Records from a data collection
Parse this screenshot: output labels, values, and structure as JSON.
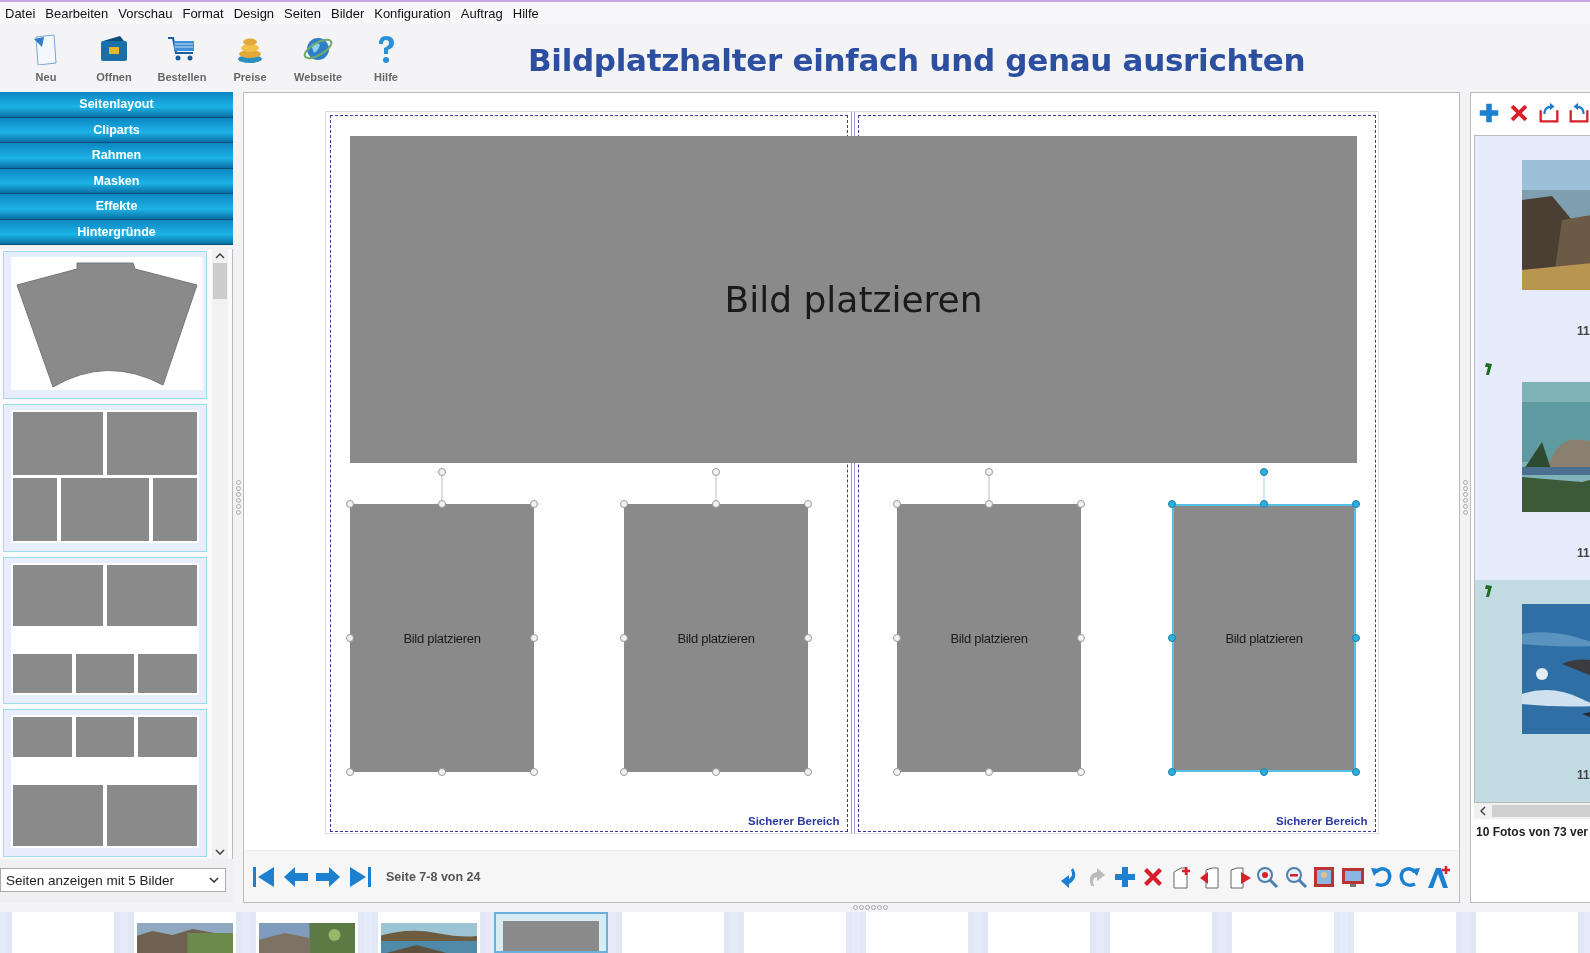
{
  "menu": [
    "Datei",
    "Bearbeiten",
    "Vorschau",
    "Format",
    "Design",
    "Seiten",
    "Bilder",
    "Konfiguration",
    "Auftrag",
    "Hilfe"
  ],
  "toolbar": [
    {
      "kind": "new",
      "label": "Neu"
    },
    {
      "kind": "open",
      "label": "Offnen"
    },
    {
      "kind": "order",
      "label": "Bestellen"
    },
    {
      "kind": "prices",
      "label": "Preise"
    },
    {
      "kind": "web",
      "label": "Webseite"
    },
    {
      "kind": "help",
      "label": "Hilfe"
    }
  ],
  "headline": "Bildplatzhalter einfach und genau ausrichten",
  "sidebar": {
    "sections": [
      "Seitenlayout",
      "Cliparts",
      "Rahmen",
      "Masken",
      "Effekte",
      "Hintergründe"
    ],
    "layouts": [
      {
        "kind": "fan"
      },
      {
        "kind": "two-over-three"
      },
      {
        "kind": "two-over-three-small"
      },
      {
        "kind": "three-over-two"
      }
    ],
    "page_filter": {
      "value": "Seiten anzeigen mit 5 Bilder"
    }
  },
  "canvas": {
    "placeholders": [
      {
        "kind": "large",
        "text": "Bild platzieren",
        "selected": false
      },
      {
        "kind": "small",
        "text": "Bild platzieren",
        "selected": false
      },
      {
        "kind": "small",
        "text": "Bild platzieren",
        "selected": false
      },
      {
        "kind": "small",
        "text": "Bild platzieren",
        "selected": false
      },
      {
        "kind": "small",
        "text": "Bild platzieren",
        "selected": true
      }
    ],
    "safe_area_labels": [
      "Sicherer Bereich",
      "Sicherer Bereich"
    ],
    "page_indicator": "Seite 7-8 von 24"
  },
  "photos": {
    "items": [
      {
        "caption": "11",
        "flagged": false,
        "selected": false
      },
      {
        "caption": "11",
        "flagged": true,
        "selected": false
      },
      {
        "caption": "11",
        "flagged": true,
        "selected": true
      }
    ],
    "status": "10 Fotos von 73 ver"
  },
  "filmstrip": [
    {
      "kind": "blank",
      "selected": false
    },
    {
      "kind": "picture",
      "selected": false
    },
    {
      "kind": "picture",
      "selected": false
    },
    {
      "kind": "picture",
      "selected": false
    },
    {
      "kind": "layout",
      "selected": true
    },
    {
      "kind": "blank",
      "selected": false
    },
    {
      "kind": "blank",
      "selected": false
    },
    {
      "kind": "blank",
      "selected": false
    },
    {
      "kind": "blank",
      "selected": false
    },
    {
      "kind": "blank",
      "selected": false
    },
    {
      "kind": "blank",
      "selected": false
    },
    {
      "kind": "blank",
      "selected": false
    },
    {
      "kind": "blank",
      "selected": false
    }
  ]
}
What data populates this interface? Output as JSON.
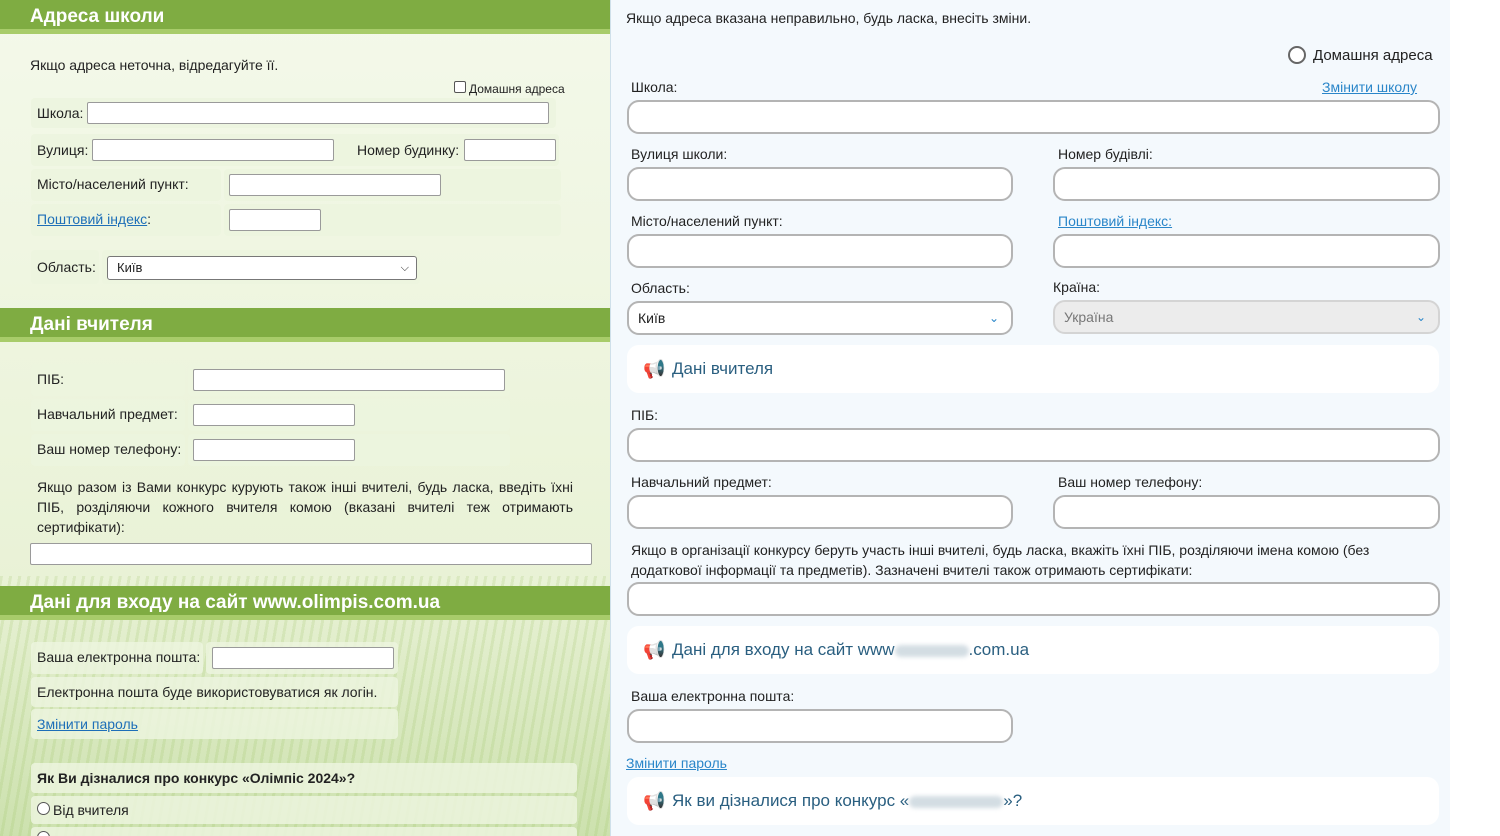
{
  "left": {
    "school_address": {
      "title": "Адреса школи",
      "hint": "Якщо адреса неточна, відредагуйте її.",
      "home_address_label": "Домашня адреса",
      "school_label": "Школа:",
      "street_label": "Вулиця:",
      "house_label": "Номер будинку:",
      "city_label": "Місто/населений пункт:",
      "postcode_label": "Поштовий індекс",
      "postcode_colon": ":",
      "region_label": "Область:",
      "region_value": "Київ"
    },
    "teacher": {
      "title": "Дані вчителя",
      "name_label": "ПІБ:",
      "subject_label": "Навчальний предмет:",
      "phone_label": "Ваш номер телефону:",
      "others_hint": "Якщо разом із Вами конкурс курують також інші вчителі, будь ласка, введіть їхні ПІБ, розділяючи кожного вчителя комою (вказані вчителі теж отримають сертифікати):"
    },
    "login": {
      "title": "Дані для входу на сайт www.olimpis.com.ua",
      "email_label": "Ваша електронна пошта:",
      "email_note": "Електронна пошта буде використовуватися як логін.",
      "change_password": "Змінити пароль"
    },
    "survey": {
      "question": "Як Ви дізналися про конкурс «Олімпіс 2024»?",
      "option_1": "Від вчителя"
    }
  },
  "right": {
    "intro": "Якщо адреса вказана неправильно, будь ласка, внесіть зміни.",
    "home_address_label": "Домашня адреса",
    "school_label": "Школа:",
    "change_school": "Змінити школу",
    "street_label": "Вулиця школи:",
    "building_label": "Номер будівлі:",
    "city_label": "Місто/населений пункт:",
    "postcode_label": "Поштовий індекс:",
    "region_label": "Область:",
    "region_value": "Київ",
    "country_label": "Країна:",
    "country_value": "Україна",
    "teacher_title": "Дані вчителя",
    "name_label": "ПІБ:",
    "subject_label": "Навчальний предмет:",
    "phone_label": "Ваш номер телефону:",
    "others_hint": "Якщо в організації конкурсу беруть участь інші вчителі, будь ласка, вкажіть їхні ПІБ, розділяючи імена комою (без додаткової інформації та предметів). Зазначені вчителі також отримають сертифікати:",
    "login_title_prefix": "Дані для входу на сайт www",
    "login_title_suffix": ".com.ua",
    "email_label": "Ваша електронна пошта:",
    "change_password": "Змінити пароль",
    "survey_prefix": "Як ви дізналися про конкурс «",
    "survey_suffix": "»?"
  },
  "icons": {
    "section_icon": "megaphone-icon",
    "select_arrow": "chevron-down-icon"
  },
  "colors": {
    "left_header": "#7fac42",
    "right_accent": "#2a86c9",
    "link": "#1e6fb8"
  }
}
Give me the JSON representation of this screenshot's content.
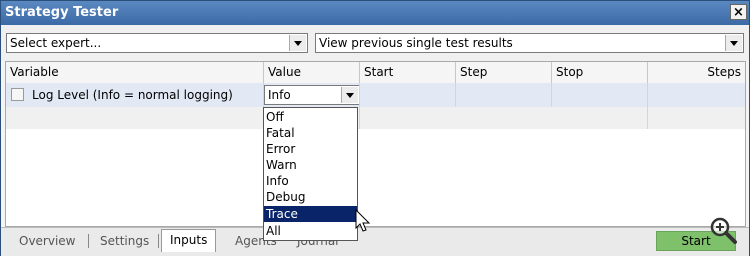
{
  "window": {
    "title": "Strategy Tester",
    "close_label": "×"
  },
  "toolbar": {
    "expert_select": "Select expert...",
    "mode_select": "View previous single test results"
  },
  "grid": {
    "columns": [
      "Variable",
      "Value",
      "Start",
      "Step",
      "Stop",
      "Steps"
    ],
    "row": {
      "variable": "Log Level (Info = normal logging)",
      "value": "Info"
    }
  },
  "dropdown": {
    "options": [
      "Off",
      "Fatal",
      "Error",
      "Warn",
      "Info",
      "Debug",
      "Trace",
      "All"
    ],
    "highlighted": "Trace"
  },
  "tabs": [
    "Overview",
    "Settings",
    "Inputs",
    "Agents",
    "Journal"
  ],
  "active_tab": "Inputs",
  "start_button": "Start",
  "colors": {
    "title_bar": "#3b6aa6",
    "selection": "#0a246a",
    "start_button": "#7fc06a",
    "row_highlight": "#e2e9f5"
  }
}
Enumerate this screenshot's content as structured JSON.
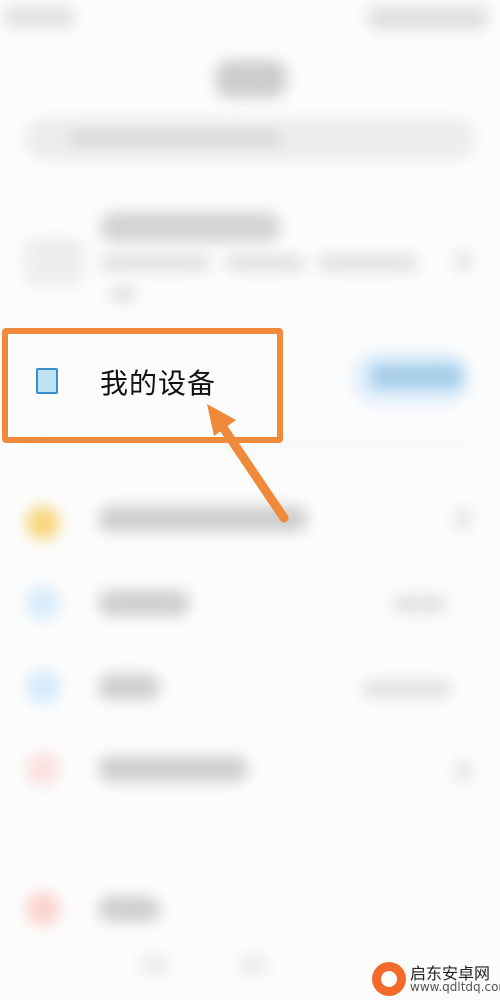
{
  "device_row": {
    "label": "我的设备",
    "icon": "phone-icon"
  },
  "annotation": {
    "box_color": "#f0893a",
    "arrow_color": "#f0893a"
  },
  "watermark": {
    "title": "启东安卓网",
    "url": "www.qdltdq.com"
  }
}
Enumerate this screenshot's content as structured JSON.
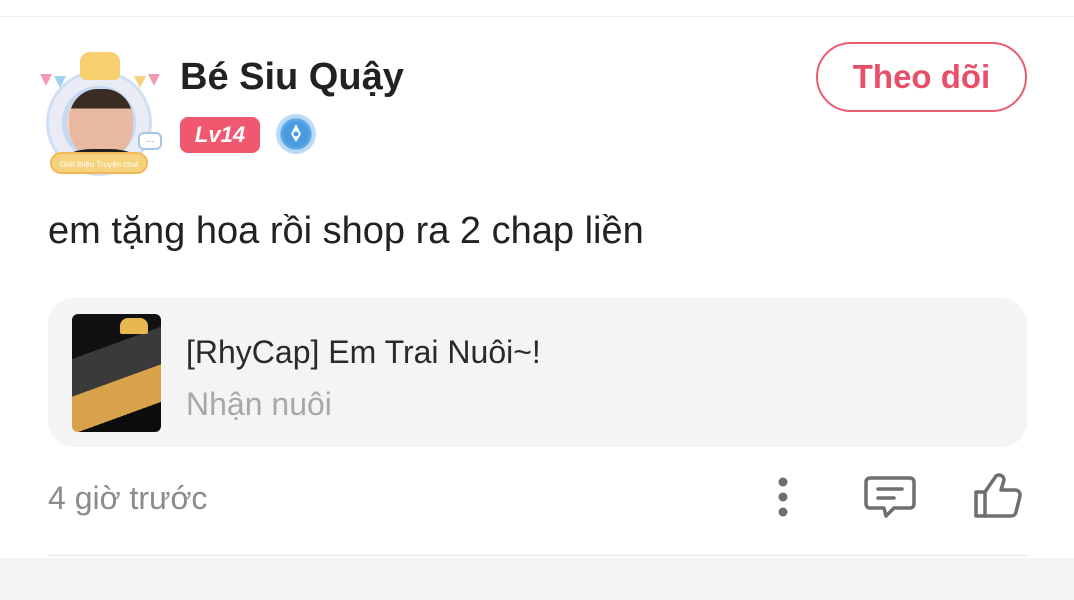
{
  "post": {
    "author": {
      "name": "Bé Siu Quậy",
      "level": "Lv14",
      "avatar_frame_caption": "Giới thiệu Truyện chat",
      "avatar_bubble_text": "..."
    },
    "follow_label": "Theo dõi",
    "comment_text": "em tặng hoa rồi shop ra 2 chap liền",
    "linked_story": {
      "title": "[RhyCap] Em Trai Nuôi~!",
      "subtitle": "Nhận nuôi"
    },
    "time_ago": "4 giờ trước",
    "actions": [
      {
        "icon": "more-vertical-icon"
      },
      {
        "icon": "comment-icon"
      },
      {
        "icon": "thumbs-up-icon"
      }
    ]
  },
  "colors": {
    "accent": "#e8506a",
    "level_badge": "#f0586f",
    "card_bg": "#f4f4f4",
    "muted_text": "#8b8b8b",
    "creator_badge": "#4a9be0"
  }
}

◆ What the task asks
List all lines in the material containing the string "screenshot".

◆ Full response
Parse this screenshot: output labels, values, and structure as JSON.
Give me the JSON representation of this screenshot's content.
Enumerate this screenshot's content as structured JSON.
Enumerate this screenshot's content as structured JSON.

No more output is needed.